▶ [Data supplied]:
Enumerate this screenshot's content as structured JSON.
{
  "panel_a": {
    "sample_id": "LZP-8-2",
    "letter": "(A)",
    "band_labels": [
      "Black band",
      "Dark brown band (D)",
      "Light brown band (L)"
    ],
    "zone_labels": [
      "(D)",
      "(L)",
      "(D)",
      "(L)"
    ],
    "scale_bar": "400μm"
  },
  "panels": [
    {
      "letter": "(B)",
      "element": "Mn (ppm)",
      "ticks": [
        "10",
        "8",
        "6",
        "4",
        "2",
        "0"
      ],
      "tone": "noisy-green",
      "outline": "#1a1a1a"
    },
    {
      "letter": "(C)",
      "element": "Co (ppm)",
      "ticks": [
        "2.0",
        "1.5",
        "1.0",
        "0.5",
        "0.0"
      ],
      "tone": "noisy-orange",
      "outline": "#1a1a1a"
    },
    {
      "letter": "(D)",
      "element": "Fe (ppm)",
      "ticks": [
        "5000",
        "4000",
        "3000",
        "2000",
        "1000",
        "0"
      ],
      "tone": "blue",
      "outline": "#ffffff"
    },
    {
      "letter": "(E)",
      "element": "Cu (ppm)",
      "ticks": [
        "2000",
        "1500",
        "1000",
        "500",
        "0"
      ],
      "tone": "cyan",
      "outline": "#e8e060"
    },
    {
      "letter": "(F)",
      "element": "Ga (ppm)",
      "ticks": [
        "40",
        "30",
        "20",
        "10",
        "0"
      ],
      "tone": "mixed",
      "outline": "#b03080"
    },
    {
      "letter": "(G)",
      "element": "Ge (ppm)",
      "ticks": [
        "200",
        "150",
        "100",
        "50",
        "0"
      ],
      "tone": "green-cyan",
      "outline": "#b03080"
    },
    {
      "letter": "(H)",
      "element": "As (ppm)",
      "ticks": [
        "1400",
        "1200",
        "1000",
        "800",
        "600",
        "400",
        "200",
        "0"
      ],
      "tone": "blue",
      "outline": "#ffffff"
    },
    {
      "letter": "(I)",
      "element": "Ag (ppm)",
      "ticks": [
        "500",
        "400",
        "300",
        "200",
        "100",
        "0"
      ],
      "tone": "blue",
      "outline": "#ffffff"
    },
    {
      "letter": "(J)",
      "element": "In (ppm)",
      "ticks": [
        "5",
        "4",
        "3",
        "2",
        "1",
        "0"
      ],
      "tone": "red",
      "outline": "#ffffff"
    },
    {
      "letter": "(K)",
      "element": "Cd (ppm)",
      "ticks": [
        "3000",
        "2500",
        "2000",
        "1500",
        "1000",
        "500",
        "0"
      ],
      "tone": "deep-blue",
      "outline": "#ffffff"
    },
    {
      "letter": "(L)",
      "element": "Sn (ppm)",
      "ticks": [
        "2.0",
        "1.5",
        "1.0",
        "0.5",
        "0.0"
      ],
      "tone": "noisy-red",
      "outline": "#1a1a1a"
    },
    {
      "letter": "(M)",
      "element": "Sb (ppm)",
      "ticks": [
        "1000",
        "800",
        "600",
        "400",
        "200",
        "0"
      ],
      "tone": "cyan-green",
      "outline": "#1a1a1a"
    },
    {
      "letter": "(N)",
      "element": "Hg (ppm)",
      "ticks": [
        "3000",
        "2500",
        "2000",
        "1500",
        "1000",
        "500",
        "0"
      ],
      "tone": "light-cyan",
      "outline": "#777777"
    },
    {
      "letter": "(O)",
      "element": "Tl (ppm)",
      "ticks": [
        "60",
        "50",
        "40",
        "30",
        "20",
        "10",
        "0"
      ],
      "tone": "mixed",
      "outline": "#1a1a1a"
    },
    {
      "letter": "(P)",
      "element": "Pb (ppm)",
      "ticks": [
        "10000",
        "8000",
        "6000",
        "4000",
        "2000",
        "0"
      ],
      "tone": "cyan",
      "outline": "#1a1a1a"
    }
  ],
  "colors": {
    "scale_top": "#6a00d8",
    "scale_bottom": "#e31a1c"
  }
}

▶ [Given request]:
Above are lines of data; state how many of them contain the word "cyan", with no other output.

▶ [Answer to the problem]:
5